(Data extracted from a collection)
● ● ● ● ● ● ●
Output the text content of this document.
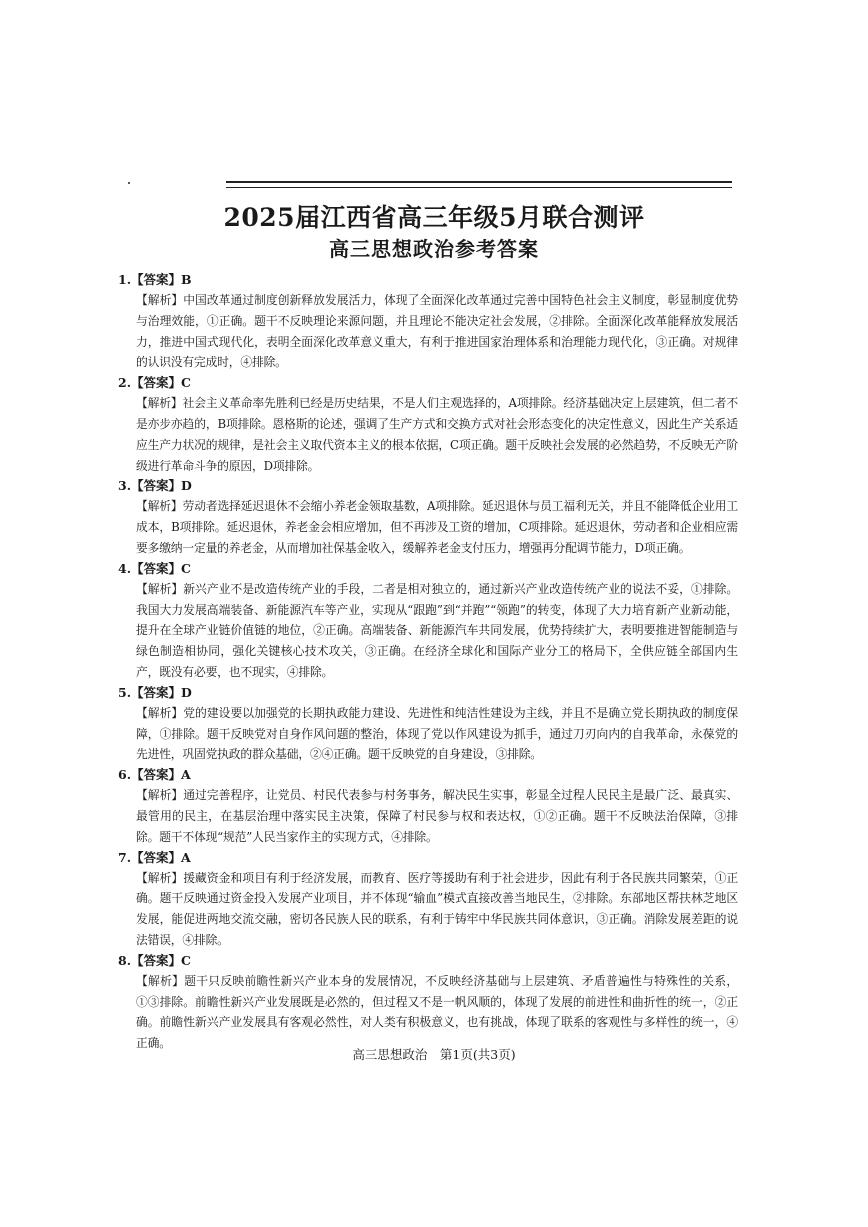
2025届江西省高三年级5月联合测评
高三思想政治参考答案
1.【答案】B
【解析】中国改革通过制度创新释放发展活力，体现了全面深化改革通过完善中国特色社会主义制度，彰显制度优势与治理效能，①正确。题干不反映理论来源问题，并且理论不能决定社会发展，②排除。全面深化改革能释放发展活力，推进中国式现代化，表明全面深化改革意义重大，有利于推进国家治理体系和治理能力现代化，③正确。对规律的认识没有完成时，④排除。
2.【答案】C
【解析】社会主义革命率先胜利已经是历史结果，不是人们主观选择的，A项排除。经济基础决定上层建筑，但二者不是亦步亦趋的，B项排除。恩格斯的论述，强调了生产方式和交换方式对社会形态变化的决定性意义，因此生产关系适应生产力状况的规律，是社会主义取代资本主义的根本依据，C项正确。题干反映社会发展的必然趋势，不反映无产阶级进行革命斗争的原因，D项排除。
3.【答案】D
【解析】劳动者选择延迟退休不会缩小养老金领取基数，A项排除。延迟退休与员工福利无关，并且不能降低企业用工成本，B项排除。延迟退休，养老金会相应增加，但不再涉及工资的增加，C项排除。延迟退休，劳动者和企业相应需要多缴纳一定量的养老金，从而增加社保基金收入，缓解养老金支付压力，增强再分配调节能力，D项正确。
4.【答案】C
【解析】新兴产业不是改造传统产业的手段，二者是相对独立的，通过新兴产业改造传统产业的说法不妥，①排除。我国大力发展高端装备、新能源汽车等产业，实现从“跟跑”到“并跑”“领跑”的转变，体现了大力培育新产业新动能，提升在全球产业链价值链的地位，②正确。高端装备、新能源汽车共同发展，优势持续扩大，表明要推进智能制造与绿色制造相协同，强化关键核心技术攻关，③正确。在经济全球化和国际产业分工的格局下，全供应链全部国内生产，既没有必要，也不现实，④排除。
5.【答案】D
【解析】党的建设要以加强党的长期执政能力建设、先进性和纯洁性建设为主线，并且不是确立党长期执政的制度保障，①排除。题干反映党对自身作风问题的整治，体现了党以作风建设为抓手，通过刀刃向内的自我革命，永葆党的先进性，巩固党执政的群众基础，②④正确。题干反映党的自身建设，③排除。
6.【答案】A
【解析】通过完善程序，让党员、村民代表参与村务事务，解决民生实事，彰显全过程人民民主是最广泛、最真实、最管用的民主，在基层治理中落实民主决策，保障了村民参与权和表达权，①②正确。题干不反映法治保障，③排除。题干不体现“规范”人民当家作主的实现方式，④排除。
7.【答案】A
【解析】援藏资金和项目有利于经济发展，而教育、医疗等援助有利于社会进步，因此有利于各民族共同繁荣，①正确。题干反映通过资金投入发展产业项目，并不体现“输血”模式直接改善当地民生，②排除。东部地区帮扶林芝地区发展，能促进两地交流交融，密切各民族人民的联系，有利于铸牢中华民族共同体意识，③正确。消除发展差距的说法错误，④排除。
8.【答案】C
【解析】题干只反映前瞻性新兴产业本身的发展情况，不反映经济基础与上层建筑、矛盾普遍性与特殊性的关系，①③排除。前瞻性新兴产业发展既是必然的，但过程又不是一帆风顺的，体现了发展的前进性和曲折性的统一，②正确。前瞻性新兴产业发展具有客观必然性，对人类有积极意义，也有挑战，体现了联系的客观性与多样性的统一，④正确。
高三思想政治　第1页(共3页)
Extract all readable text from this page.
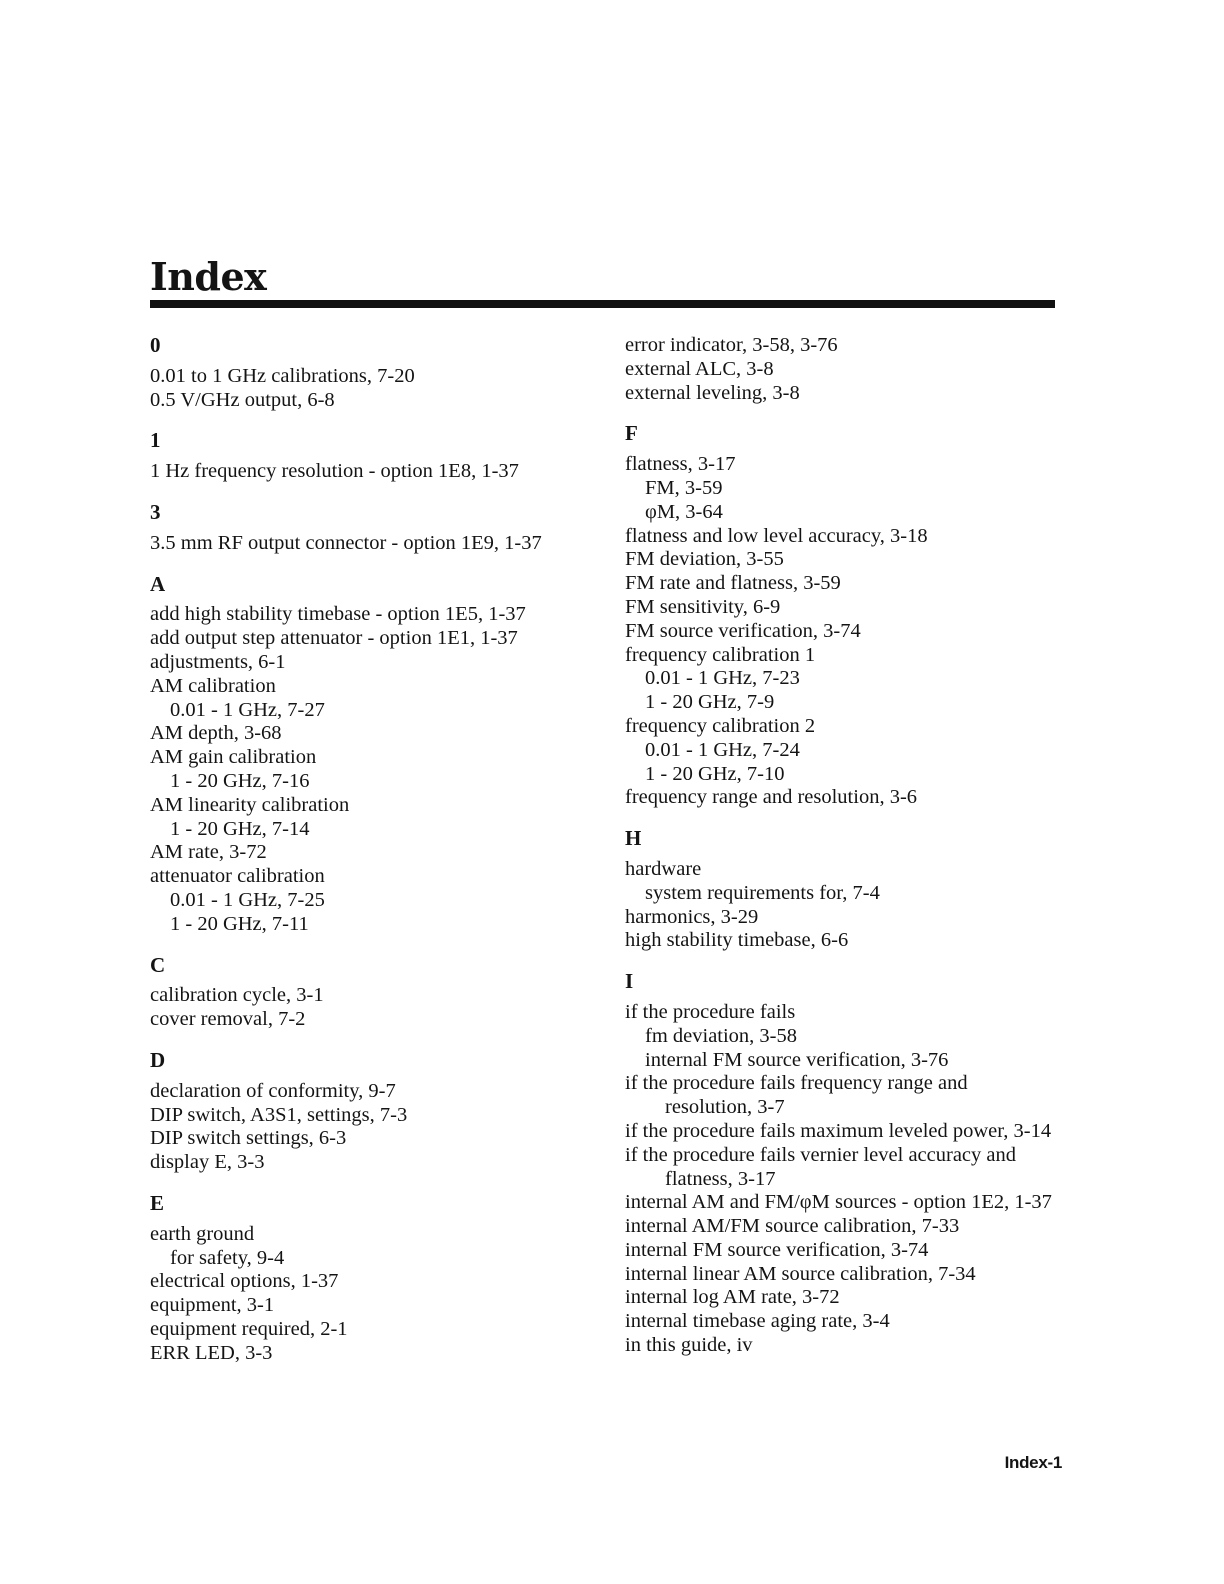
Index
0
0.01 to 1 GHz calibrations, 7-20
0.5 V/GHz output, 6-8
1
1 Hz frequency resolution - option 1E8, 1-37
3
3.5 mm RF output connector - option 1E9, 1-37
A
add high stability timebase - option 1E5, 1-37
add output step attenuator - option 1E1, 1-37
adjustments, 6-1
AM calibration
0.01 - 1 GHz, 7-27
AM depth, 3-68
AM gain calibration
1 - 20 GHz, 7-16
AM linearity calibration
1 - 20 GHz, 7-14
AM rate, 3-72
attenuator calibration
0.01 - 1 GHz, 7-25
1 - 20 GHz, 7-11
C
calibration cycle, 3-1
cover removal, 7-2
D
declaration of conformity, 9-7
DIP switch, A3S1, settings, 7-3
DIP switch settings, 6-3
display E, 3-3
E
earth ground
for safety, 9-4
electrical options, 1-37
equipment, 3-1
equipment required, 2-1
ERR LED, 3-3
error indicator, 3-58, 3-76
external ALC, 3-8
external leveling, 3-8
F
flatness, 3-17
FM, 3-59
φM, 3-64
flatness and low level accuracy, 3-18
FM deviation, 3-55
FM rate and flatness, 3-59
FM sensitivity, 6-9
FM source verification, 3-74
frequency calibration 1
0.01 - 1 GHz, 7-23
1 - 20 GHz, 7-9
frequency calibration 2
0.01 - 1 GHz, 7-24
1 - 20 GHz, 7-10
frequency range and resolution, 3-6
H
hardware
system requirements for, 7-4
harmonics, 3-29
high stability timebase, 6-6
I
if the procedure fails
fm deviation, 3-58
internal FM source verification, 3-76
if the procedure fails frequency range and resolution, 3-7
if the procedure fails maximum leveled power, 3-14
if the procedure fails vernier level accuracy and flatness, 3-17
internal AM and FM/φM sources - option 1E2, 1-37
internal AM/FM source calibration, 7-33
internal FM source verification, 3-74
internal linear AM source calibration, 7-34
internal log AM rate, 3-72
internal timebase aging rate, 3-4
in this guide, iv
Index-1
● ● ● ● ● ● ●
(PROBLEM STATEMENT):
Your answer should be a single number: how many lines in the data above include "A项排除"?

(FINISHED ANSWER):
2